_REQUIRED WORK_. Copy every line of the records below that holds the word "garment".

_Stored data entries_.
-- Begin --

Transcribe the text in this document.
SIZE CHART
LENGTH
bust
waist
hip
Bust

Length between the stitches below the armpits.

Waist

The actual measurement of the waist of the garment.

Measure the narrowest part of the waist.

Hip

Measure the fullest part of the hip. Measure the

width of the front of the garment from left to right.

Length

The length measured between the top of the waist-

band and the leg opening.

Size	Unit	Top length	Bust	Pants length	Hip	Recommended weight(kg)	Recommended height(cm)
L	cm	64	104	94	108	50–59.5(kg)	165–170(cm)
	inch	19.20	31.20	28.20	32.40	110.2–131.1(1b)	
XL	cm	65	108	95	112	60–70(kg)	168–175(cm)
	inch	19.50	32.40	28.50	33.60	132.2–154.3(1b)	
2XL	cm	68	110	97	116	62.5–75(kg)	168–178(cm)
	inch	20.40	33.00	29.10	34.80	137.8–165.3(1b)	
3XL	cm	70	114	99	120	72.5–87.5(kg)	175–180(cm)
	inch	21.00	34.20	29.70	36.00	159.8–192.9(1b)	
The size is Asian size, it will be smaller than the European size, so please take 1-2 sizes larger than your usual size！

-- End --

_COMPLETED TASK_.
The actual measurement of the waist of the garment.
width of the front of the garment from left to right.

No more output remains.